▸ **Work to do**: Send back the records in full, character for character.

══ Materials provided

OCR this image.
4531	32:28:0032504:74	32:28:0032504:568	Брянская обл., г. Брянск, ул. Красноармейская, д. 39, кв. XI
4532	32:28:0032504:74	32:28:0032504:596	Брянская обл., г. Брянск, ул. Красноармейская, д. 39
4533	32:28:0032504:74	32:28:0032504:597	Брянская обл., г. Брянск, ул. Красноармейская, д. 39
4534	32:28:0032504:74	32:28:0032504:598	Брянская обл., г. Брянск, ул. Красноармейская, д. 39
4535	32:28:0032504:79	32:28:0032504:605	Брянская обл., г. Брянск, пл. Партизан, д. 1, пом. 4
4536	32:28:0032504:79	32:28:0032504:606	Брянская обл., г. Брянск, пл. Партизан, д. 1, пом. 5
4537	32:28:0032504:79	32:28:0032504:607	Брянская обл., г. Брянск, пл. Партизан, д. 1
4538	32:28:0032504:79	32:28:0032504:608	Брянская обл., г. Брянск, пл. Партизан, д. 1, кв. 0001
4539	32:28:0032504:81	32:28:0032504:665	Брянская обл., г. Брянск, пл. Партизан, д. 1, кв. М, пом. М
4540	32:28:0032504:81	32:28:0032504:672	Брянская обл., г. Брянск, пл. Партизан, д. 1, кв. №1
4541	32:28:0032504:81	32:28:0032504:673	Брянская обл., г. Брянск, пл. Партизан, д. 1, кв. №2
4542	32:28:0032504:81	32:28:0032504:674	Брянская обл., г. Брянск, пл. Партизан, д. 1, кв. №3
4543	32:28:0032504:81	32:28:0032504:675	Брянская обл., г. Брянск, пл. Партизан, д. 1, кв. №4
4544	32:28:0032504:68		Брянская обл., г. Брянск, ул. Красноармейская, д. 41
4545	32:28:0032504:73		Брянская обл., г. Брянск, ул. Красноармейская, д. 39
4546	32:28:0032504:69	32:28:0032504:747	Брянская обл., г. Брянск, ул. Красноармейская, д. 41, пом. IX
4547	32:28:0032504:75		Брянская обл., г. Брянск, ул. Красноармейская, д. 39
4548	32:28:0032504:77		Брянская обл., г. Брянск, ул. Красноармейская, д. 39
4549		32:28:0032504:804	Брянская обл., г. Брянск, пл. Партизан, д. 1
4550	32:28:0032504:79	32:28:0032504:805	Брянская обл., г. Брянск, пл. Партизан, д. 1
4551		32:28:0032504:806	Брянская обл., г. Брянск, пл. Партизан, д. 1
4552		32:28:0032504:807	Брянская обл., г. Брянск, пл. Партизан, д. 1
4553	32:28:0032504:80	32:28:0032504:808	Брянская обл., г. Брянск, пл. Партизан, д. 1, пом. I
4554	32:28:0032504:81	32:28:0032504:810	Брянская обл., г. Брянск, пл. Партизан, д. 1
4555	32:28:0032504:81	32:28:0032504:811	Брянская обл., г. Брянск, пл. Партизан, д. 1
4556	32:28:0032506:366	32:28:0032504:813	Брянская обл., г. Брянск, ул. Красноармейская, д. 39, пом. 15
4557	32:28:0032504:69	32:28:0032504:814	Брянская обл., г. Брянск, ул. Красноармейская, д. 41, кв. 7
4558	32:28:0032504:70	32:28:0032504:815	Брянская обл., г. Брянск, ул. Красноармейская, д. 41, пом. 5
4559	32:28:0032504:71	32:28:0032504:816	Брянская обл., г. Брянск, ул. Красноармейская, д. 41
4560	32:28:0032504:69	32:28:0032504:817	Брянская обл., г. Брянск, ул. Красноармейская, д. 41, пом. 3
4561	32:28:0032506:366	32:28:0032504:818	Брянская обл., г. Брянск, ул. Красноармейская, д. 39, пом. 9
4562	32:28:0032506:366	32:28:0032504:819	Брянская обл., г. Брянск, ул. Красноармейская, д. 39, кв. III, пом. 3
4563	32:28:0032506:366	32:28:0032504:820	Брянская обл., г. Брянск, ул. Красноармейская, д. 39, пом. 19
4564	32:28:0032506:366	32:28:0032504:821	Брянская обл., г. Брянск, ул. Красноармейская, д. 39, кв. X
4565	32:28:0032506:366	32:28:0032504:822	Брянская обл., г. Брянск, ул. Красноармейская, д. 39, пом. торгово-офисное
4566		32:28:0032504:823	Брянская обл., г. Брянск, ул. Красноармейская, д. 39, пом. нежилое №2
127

════

▸ **Written reply**:
OCR this image.
4531	32:28:0032504:74	32:28:0032504:568	Брянская обл., г. Брянск, ул. Красноармейская, д. 39, кв. XI
4532	32:28:0032504:74	32:28:0032504:596	Брянская обл., г. Брянск, ул. Красноармейская, д. 39
4533	32:28:0032504:74	32:28:0032504:597	Брянская обл., г. Брянск, ул. Красноармейская, д. 39
4534	32:28:0032504:74	32:28:0032504:598	Брянская обл., г. Брянск, ул. Красноармейская, д. 39
4535	32:28:0032504:79	32:28:0032504:605	Брянская обл., г. Брянск, пл. Партизан, д. 1, пом. 4
4536	32:28:0032504:79	32:28:0032504:606	Брянская обл., г. Брянск, пл. Партизан, д. 1, пом. 5
4537	32:28:0032504:79	32:28:0032504:607	Брянская обл., г. Брянск, пл. Партизан, д. 1
4538	32:28:0032504:79	32:28:0032504:608	Брянская обл., г. Брянск, пл. Партизан, д. 1, кв. 0001
4539	32:28:0032504:81	32:28:0032504:665	Брянская обл., г. Брянск, пл. Партизан, д. 1, кв. М, пом. М
4540	32:28:0032504:81	32:28:0032504:672	Брянская обл., г. Брянск, пл. Партизан, д. 1, кв. №1
4541	32:28:0032504:81	32:28:0032504:673	Брянская обл., г. Брянск, пл. Партизан, д. 1, кв. №2
4542	32:28:0032504:81	32:28:0032504:674	Брянская обл., г. Брянск, пл. Партизан, д. 1, кв. №3
4543	32:28:0032504:81	32:28:0032504:675	Брянская обл., г. Брянск, пл. Партизан, д. 1, кв. №4
4544	32:28:0032504:68		Брянская обл., г. Брянск, ул. Красноармейская, д. 41
4545	32:28:0032504:73		Брянская обл., г. Брянск, ул. Красноармейская, д. 39
4546	32:28:0032504:69	32:28:0032504:747	Брянская обл., г. Брянск, ул. Красноармейская, д. 41, пом. IX
4547	32:28:0032504:75		Брянская обл., г. Брянск, ул. Красноармейская, д. 39
4548	32:28:0032504:77		Брянская обл., г. Брянск, ул. Красноармейская, д. 39
4549		32:28:0032504:804	Брянская обл., г. Брянск, пл. Партизан, д. 1
4550	32:28:0032504:79	32:28:0032504:805	Брянская обл., г. Брянск, пл. Партизан, д. 1
4551		32:28:0032504:806	Брянская обл., г. Брянск, пл. Партизан, д. 1
4552		32:28:0032504:807	Брянская обл., г. Брянск, пл. Партизан, д. 1
4553	32:28:0032504:80	32:28:0032504:808	Брянская обл., г. Брянск, пл. Партизан, д. 1, пом. I
4554	32:28:0032504:81	32:28:0032504:810	Брянская обл., г. Брянск, пл. Партизан, д. 1
4555	32:28:0032504:81	32:28:0032504:811	Брянская обл., г. Брянск, пл. Партизан, д. 1
4556	32:28:0032506:366	32:28:0032504:813	Брянская обл., г. Брянск, ул. Красноармейская, д. 39, пом. 15
4557	32:28:0032504:69	32:28:0032504:814	Брянская обл., г. Брянск, ул. Красноармейская, д. 41, кв. 7
4558	32:28:0032504:70	32:28:0032504:815	Брянская обл., г. Брянск, ул. Красноармейская, д. 41, пом. 5
4559	32:28:0032504:71	32:28:0032504:816	Брянская обл., г. Брянск, ул. Красноармейская, д. 41
4560	32:28:0032504:69	32:28:0032504:817	Брянская обл., г. Брянск, ул. Красноармейская, д. 41, пом. 3
4561	32:28:0032506:366	32:28:0032504:818	Брянская обл., г. Брянск, ул. Красноармейская, д. 39, пом. 9
4562	32:28:0032506:366	32:28:0032504:819	Брянская обл., г. Брянск, ул. Красноармейская, д. 39, кв. III, пом. 3
4563	32:28:0032506:366	32:28:0032504:820	Брянская обл., г. Брянск, ул. Красноармейская, д. 39, пом. 19
4564	32:28:0032506:366	32:28:0032504:821	Брянская обл., г. Брянск, ул. Красноармейская, д. 39, кв. X
4565	32:28:0032506:366	32:28:0032504:822	Брянская обл., г. Брянск, ул. Красноармейская, д. 39, пом. торгово-офисное
4566		32:28:0032504:823	Брянская обл., г. Брянск, ул. Красноармейская, д. 39, пом. нежилое №2
127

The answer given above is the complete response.